-- Start of Data for this exercise --

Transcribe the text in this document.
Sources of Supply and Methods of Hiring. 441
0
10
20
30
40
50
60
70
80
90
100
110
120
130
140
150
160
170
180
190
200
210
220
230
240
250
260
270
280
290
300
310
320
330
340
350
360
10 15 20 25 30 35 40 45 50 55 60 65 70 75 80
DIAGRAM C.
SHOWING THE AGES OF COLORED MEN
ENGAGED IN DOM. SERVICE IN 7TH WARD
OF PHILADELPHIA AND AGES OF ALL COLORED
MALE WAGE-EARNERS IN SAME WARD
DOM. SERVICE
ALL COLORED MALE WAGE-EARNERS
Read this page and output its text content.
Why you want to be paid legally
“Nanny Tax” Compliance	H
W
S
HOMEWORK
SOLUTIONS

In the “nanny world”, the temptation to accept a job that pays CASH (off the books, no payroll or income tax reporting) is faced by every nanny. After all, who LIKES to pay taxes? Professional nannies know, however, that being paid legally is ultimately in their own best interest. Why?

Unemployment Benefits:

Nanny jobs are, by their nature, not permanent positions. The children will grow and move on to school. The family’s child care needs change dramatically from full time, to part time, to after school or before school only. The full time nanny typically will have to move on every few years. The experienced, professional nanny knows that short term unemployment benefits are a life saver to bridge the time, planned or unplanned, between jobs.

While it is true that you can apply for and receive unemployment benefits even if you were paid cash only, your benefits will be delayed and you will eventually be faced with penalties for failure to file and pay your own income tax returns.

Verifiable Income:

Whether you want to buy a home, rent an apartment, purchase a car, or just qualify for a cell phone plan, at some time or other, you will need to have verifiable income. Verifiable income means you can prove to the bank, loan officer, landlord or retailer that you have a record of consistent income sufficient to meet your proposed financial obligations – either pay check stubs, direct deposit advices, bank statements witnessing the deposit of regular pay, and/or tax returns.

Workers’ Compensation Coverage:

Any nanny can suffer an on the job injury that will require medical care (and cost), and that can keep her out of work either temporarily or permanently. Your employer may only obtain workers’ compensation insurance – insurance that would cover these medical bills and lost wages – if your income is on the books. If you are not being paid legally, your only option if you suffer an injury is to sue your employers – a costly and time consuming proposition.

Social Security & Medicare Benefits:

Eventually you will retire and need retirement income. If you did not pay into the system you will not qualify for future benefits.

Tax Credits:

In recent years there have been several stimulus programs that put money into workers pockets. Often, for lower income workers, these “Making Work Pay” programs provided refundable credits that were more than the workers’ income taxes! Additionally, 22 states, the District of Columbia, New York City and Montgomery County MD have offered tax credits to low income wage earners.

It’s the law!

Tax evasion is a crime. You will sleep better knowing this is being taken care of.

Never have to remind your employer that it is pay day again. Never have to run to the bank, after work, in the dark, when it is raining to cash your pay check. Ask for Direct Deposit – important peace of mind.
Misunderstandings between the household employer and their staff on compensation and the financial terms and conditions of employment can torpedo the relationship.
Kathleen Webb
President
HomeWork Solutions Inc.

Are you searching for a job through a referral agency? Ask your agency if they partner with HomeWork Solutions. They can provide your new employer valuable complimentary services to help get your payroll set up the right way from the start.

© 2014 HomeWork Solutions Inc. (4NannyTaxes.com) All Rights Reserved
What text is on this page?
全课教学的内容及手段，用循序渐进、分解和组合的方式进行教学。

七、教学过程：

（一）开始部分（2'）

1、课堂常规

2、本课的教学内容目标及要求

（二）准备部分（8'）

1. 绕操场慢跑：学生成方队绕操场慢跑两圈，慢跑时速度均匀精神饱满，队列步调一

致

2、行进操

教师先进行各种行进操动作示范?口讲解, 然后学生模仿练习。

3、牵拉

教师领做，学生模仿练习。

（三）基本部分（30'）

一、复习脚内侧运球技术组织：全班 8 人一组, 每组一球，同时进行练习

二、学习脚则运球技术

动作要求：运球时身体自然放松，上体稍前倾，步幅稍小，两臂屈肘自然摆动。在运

-- End of Data for this exercise --

Required task: Go through the data and gather every line that holds "their".

Task answer:
In the “nanny world”, the temptation to accept a job that pays CASH (off the books, no payroll or income tax reporting) is faced by every nanny. After all, who LIKES to pay taxes? Professional nannies know, however, that being paid legally is ultimately in their own best interest. Why?
Nanny jobs are, by their nature, not permanent positions. The children will grow and move on to school. The family’s child care needs change dramatically from full time, to part time, to after school or before school only. The full time nanny typically will have to move on every few years. The experienced, professional nanny knows that short term unemployment benefits are a life saver to bridge the time, planned or unplanned, between jobs.
Misunderstandings between the household employer and their staff on compensation and the financial terms and conditions of employment can torpedo the relationship.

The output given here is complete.